→ **Stated task**
Extract every line below that contains the word "color".

→ **Provided entries**
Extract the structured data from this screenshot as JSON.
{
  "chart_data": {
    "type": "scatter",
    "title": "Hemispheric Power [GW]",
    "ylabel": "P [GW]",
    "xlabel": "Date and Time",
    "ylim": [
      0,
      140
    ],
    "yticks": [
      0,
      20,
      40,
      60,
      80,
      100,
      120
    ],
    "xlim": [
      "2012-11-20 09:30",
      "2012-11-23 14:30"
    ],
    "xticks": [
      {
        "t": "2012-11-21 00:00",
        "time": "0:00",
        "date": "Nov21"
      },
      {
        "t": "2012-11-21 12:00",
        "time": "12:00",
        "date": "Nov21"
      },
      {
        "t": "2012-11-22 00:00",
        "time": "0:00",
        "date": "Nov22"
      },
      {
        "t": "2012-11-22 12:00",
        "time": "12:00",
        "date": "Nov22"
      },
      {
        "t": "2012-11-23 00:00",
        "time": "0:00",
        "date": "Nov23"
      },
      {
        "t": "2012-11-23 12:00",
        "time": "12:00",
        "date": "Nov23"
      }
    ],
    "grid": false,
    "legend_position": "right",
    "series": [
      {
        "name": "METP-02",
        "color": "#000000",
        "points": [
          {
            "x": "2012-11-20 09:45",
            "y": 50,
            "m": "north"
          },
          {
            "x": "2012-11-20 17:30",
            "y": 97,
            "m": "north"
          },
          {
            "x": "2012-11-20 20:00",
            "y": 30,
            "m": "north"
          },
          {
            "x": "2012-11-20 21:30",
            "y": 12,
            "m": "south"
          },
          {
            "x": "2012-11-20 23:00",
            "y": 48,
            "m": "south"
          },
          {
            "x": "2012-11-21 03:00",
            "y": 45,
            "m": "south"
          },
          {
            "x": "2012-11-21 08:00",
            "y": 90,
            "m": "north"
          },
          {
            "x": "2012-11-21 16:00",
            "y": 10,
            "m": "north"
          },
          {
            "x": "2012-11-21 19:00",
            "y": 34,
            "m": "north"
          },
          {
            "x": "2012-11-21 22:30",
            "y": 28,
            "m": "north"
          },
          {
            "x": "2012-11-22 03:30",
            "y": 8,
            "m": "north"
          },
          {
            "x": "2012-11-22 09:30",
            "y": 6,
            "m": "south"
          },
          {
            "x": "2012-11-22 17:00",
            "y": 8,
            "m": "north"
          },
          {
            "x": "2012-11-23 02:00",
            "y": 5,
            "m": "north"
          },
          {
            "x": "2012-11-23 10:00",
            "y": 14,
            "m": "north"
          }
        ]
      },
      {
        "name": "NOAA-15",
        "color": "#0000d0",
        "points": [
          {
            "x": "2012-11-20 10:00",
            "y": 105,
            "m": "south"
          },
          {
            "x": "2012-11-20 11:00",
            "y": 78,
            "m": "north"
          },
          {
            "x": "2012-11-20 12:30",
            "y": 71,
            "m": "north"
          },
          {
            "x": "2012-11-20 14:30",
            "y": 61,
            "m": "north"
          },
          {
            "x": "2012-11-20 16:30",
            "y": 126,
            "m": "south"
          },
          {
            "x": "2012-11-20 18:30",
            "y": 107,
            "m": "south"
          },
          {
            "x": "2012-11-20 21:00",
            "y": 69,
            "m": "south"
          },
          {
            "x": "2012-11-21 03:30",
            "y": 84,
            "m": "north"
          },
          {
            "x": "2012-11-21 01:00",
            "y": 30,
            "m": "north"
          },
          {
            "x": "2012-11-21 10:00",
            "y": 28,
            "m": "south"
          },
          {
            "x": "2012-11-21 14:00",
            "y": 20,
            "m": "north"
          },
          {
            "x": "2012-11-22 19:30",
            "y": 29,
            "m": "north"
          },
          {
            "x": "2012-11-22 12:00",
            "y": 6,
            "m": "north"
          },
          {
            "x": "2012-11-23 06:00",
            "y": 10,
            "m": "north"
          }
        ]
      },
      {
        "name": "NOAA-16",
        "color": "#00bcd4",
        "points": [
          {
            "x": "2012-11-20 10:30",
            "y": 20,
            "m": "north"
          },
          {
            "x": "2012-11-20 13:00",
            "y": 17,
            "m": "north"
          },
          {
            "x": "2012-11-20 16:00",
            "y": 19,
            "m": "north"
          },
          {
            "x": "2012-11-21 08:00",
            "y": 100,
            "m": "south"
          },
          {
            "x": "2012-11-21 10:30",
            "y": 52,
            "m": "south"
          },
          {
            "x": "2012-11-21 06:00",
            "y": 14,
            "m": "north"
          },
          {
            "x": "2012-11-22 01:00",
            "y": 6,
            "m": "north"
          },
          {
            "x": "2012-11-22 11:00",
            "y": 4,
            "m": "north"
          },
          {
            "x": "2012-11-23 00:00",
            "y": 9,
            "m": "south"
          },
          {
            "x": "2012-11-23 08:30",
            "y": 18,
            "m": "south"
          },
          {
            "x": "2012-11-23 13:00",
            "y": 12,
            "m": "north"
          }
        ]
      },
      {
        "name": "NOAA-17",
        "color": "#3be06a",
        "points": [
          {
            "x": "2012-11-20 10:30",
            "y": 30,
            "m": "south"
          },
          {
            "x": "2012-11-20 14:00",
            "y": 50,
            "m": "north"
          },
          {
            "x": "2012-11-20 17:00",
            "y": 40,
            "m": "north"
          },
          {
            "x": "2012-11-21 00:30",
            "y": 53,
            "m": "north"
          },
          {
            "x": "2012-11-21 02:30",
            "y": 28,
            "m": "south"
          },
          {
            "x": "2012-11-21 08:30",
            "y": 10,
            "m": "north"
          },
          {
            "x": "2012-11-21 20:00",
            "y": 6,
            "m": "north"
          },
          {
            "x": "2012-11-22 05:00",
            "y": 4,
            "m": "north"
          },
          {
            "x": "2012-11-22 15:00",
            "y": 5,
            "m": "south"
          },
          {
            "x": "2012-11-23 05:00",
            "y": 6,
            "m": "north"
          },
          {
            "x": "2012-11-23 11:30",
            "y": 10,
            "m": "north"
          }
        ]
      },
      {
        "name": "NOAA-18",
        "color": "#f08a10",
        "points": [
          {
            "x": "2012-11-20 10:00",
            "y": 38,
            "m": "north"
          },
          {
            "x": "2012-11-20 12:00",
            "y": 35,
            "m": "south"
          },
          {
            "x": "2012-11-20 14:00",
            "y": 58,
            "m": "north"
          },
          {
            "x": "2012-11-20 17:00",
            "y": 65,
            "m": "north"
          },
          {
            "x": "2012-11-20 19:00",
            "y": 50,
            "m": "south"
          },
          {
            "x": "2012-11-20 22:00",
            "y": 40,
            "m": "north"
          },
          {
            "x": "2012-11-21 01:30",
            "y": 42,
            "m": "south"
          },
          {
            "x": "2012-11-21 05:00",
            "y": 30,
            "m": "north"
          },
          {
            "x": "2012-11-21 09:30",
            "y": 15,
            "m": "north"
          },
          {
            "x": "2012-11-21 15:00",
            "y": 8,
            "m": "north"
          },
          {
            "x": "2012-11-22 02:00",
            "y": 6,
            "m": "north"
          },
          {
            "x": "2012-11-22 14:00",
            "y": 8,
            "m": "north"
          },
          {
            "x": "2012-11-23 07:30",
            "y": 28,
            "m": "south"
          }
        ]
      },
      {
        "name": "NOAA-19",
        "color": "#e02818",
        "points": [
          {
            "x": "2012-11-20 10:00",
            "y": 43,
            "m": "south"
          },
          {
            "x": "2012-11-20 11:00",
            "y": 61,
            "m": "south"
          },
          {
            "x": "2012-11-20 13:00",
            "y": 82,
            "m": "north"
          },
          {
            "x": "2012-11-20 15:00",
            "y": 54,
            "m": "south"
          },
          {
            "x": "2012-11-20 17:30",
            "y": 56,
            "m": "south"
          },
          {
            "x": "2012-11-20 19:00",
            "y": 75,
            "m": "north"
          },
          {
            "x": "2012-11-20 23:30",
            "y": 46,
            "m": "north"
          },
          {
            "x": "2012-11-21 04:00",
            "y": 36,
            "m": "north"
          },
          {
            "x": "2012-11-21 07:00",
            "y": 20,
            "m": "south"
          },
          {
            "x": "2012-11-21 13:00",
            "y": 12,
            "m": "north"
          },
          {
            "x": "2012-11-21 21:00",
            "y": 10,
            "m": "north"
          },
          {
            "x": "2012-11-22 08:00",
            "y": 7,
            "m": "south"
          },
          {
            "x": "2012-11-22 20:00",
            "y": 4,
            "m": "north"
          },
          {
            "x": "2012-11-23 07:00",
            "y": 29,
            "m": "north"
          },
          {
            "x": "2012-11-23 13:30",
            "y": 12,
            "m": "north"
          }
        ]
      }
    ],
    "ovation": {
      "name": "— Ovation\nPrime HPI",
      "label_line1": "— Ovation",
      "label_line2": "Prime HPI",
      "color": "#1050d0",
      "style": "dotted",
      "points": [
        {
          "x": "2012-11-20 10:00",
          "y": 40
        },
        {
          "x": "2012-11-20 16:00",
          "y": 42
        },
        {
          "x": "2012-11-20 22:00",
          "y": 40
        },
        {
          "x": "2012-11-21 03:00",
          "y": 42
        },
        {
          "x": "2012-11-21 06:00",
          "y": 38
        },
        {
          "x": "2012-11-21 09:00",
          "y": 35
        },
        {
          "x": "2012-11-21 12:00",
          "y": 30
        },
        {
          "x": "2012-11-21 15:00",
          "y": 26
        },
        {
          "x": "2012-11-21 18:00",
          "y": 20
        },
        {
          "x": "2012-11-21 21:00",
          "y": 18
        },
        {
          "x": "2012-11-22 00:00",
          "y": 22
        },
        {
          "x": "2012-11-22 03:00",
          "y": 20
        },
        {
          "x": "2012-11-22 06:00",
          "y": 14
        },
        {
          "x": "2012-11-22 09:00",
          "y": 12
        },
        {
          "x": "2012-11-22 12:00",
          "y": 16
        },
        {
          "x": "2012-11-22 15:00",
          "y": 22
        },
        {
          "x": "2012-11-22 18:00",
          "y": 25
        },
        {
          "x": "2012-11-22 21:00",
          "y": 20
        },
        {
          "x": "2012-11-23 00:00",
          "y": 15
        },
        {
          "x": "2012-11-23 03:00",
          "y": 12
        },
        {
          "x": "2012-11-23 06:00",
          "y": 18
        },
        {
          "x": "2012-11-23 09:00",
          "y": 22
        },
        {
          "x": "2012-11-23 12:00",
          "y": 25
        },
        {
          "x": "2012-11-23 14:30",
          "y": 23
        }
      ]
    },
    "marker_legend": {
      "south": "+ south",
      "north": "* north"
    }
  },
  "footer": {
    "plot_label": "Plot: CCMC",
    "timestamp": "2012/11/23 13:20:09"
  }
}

→ **The answer**
        "color": "#000000",
        "color": "#0000d0",
        "color": "#00bcd4",
        "color": "#3be06a",
        "color": "#f08a10",
        "color": "#e02818",
      "color": "#1050d0",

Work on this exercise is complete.